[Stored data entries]

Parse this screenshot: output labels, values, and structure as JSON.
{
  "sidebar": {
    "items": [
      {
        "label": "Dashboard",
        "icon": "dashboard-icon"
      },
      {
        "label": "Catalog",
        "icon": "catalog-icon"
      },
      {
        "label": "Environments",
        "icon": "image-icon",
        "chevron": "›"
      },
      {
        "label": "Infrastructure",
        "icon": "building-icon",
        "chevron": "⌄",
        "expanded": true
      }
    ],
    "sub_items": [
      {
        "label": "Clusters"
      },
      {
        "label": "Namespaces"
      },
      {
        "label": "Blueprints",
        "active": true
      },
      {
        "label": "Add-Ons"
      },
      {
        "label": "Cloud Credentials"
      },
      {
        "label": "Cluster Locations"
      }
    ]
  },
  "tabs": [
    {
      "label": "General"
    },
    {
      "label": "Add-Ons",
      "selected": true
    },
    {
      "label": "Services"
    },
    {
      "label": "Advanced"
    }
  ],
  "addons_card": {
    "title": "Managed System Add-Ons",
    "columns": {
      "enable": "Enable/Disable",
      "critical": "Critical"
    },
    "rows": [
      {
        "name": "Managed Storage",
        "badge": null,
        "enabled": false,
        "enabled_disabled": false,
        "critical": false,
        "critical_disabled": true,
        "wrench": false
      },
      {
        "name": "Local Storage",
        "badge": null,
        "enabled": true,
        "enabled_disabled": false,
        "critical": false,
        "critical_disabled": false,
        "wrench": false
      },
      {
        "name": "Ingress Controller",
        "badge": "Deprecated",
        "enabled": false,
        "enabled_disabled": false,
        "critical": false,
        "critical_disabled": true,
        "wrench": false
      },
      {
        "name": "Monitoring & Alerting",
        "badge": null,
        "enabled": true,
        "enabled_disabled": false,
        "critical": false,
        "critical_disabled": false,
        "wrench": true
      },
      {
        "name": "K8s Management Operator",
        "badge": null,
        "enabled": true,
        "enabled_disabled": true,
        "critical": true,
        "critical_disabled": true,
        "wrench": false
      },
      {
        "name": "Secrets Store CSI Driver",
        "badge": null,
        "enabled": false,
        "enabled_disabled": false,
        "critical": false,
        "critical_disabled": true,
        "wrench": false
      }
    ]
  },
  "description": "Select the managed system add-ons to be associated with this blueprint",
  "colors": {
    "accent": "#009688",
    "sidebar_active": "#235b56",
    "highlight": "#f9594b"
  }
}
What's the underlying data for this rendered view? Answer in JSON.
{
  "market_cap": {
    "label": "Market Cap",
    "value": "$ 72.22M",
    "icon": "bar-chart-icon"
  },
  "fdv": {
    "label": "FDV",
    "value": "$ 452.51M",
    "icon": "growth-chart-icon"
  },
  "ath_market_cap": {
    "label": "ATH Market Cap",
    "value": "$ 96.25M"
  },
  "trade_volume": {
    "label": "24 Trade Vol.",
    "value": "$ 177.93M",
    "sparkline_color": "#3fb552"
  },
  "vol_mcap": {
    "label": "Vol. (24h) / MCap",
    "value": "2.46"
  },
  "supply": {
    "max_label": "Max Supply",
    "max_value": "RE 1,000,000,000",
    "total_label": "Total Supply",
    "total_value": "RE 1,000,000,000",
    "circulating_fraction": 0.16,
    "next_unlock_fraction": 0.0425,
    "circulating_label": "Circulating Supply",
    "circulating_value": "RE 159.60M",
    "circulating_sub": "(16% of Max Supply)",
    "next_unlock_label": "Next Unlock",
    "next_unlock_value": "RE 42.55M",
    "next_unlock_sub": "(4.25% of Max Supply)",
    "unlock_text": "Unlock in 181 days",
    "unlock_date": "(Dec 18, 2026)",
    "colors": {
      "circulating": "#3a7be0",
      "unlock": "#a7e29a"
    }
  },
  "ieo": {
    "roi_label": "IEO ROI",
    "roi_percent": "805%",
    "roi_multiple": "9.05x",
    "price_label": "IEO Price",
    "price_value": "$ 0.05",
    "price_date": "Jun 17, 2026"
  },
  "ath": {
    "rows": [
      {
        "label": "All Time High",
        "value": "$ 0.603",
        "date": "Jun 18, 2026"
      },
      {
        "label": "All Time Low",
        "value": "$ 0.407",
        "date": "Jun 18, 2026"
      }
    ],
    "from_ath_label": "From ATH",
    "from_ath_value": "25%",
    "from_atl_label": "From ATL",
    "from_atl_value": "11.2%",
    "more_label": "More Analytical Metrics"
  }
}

# Requirements
Extract the listing in its entirety and repeat it exactly.

# In response
Parse this screenshot: output labels, values, and structure as JSON.
{
  "sidebar": {
    "items": [
      {
        "label": "Dashboard",
        "icon": "dashboard-icon"
      },
      {
        "label": "Catalog",
        "icon": "catalog-icon"
      },
      {
        "label": "Environments",
        "icon": "image-icon",
        "chevron": "›"
      },
      {
        "label": "Infrastructure",
        "icon": "building-icon",
        "chevron": "⌄",
        "expanded": true
      }
    ],
    "sub_items": [
      {
        "label": "Clusters"
      },
      {
        "label": "Namespaces"
      },
      {
        "label": "Blueprints",
        "active": true
      },
      {
        "label": "Add-Ons"
      },
      {
        "label": "Cloud Credentials"
      },
      {
        "label": "Cluster Locations"
      }
    ]
  },
  "tabs": [
    {
      "label": "General"
    },
    {
      "label": "Add-Ons",
      "selected": true
    },
    {
      "label": "Services"
    },
    {
      "label": "Advanced"
    }
  ],
  "addons_card": {
    "title": "Managed System Add-Ons",
    "columns": {
      "enable": "Enable/Disable",
      "critical": "Critical"
    },
    "rows": [
      {
        "name": "Managed Storage",
        "badge": null,
        "enabled": false,
        "enabled_disabled": false,
        "critical": false,
        "critical_disabled": true,
        "wrench": false
      },
      {
        "name": "Local Storage",
        "badge": null,
        "enabled": true,
        "enabled_disabled": false,
        "critical": false,
        "critical_disabled": false,
        "wrench": false
      },
      {
        "name": "Ingress Controller",
        "badge": "Deprecated",
        "enabled": false,
        "enabled_disabled": false,
        "critical": false,
        "critical_disabled": true,
        "wrench": false
      },
      {
        "name": "Monitoring & Alerting",
        "badge": null,
        "enabled": true,
        "enabled_disabled": false,
        "critical": false,
        "critical_disabled": false,
        "wrench": true
      },
      {
        "name": "K8s Management Operator",
        "badge": null,
        "enabled": true,
        "enabled_disabled": true,
        "critical": true,
        "critical_disabled": true,
        "wrench": false
      },
      {
        "name": "Secrets Store CSI Driver",
        "badge": null,
        "enabled": false,
        "enabled_disabled": false,
        "critical": false,
        "critical_disabled": true,
        "wrench": false
      }
    ]
  },
  "description": "Select the managed system add-ons to be associated with this blueprint",
  "colors": {
    "accent": "#009688",
    "sidebar_active": "#235b56",
    "highlight": "#f9594b"
  }
}
What's the underlying data for this rendered view? Answer in JSON.
{
  "market_cap": {
    "label": "Market Cap",
    "value": "$ 72.22M",
    "icon": "bar-chart-icon"
  },
  "fdv": {
    "label": "FDV",
    "value": "$ 452.51M",
    "icon": "growth-chart-icon"
  },
  "ath_market_cap": {
    "label": "ATH Market Cap",
    "value": "$ 96.25M"
  },
  "trade_volume": {
    "label": "24 Trade Vol.",
    "value": "$ 177.93M",
    "sparkline_color": "#3fb552"
  },
  "vol_mcap": {
    "label": "Vol. (24h) / MCap",
    "value": "2.46"
  },
  "supply": {
    "max_label": "Max Supply",
    "max_value": "RE 1,000,000,000",
    "total_label": "Total Supply",
    "total_value": "RE 1,000,000,000",
    "circulating_fraction": 0.16,
    "next_unlock_fraction": 0.0425,
    "circulating_label": "Circulating Supply",
    "circulating_value": "RE 159.60M",
    "circulating_sub": "(16% of Max Supply)",
    "next_unlock_label": "Next Unlock",
    "next_unlock_value": "RE 42.55M",
    "next_unlock_sub": "(4.25% of Max Supply)",
    "unlock_text": "Unlock in 181 days",
    "unlock_date": "(Dec 18, 2026)",
    "colors": {
      "circulating": "#3a7be0",
      "unlock": "#a7e29a"
    }
  },
  "ieo": {
    "roi_label": "IEO ROI",
    "roi_percent": "805%",
    "roi_multiple": "9.05x",
    "price_label": "IEO Price",
    "price_value": "$ 0.05",
    "price_date": "Jun 17, 2026"
  },
  "ath": {
    "rows": [
      {
        "label": "All Time High",
        "value": "$ 0.603",
        "date": "Jun 18, 2026"
      },
      {
        "label": "All Time Low",
        "value": "$ 0.407",
        "date": "Jun 18, 2026"
      }
    ],
    "from_ath_label": "From ATH",
    "from_ath_value": "25%",
    "from_atl_label": "From ATL",
    "from_atl_value": "11.2%",
    "more_label": "More Analytical Metrics"
  }
}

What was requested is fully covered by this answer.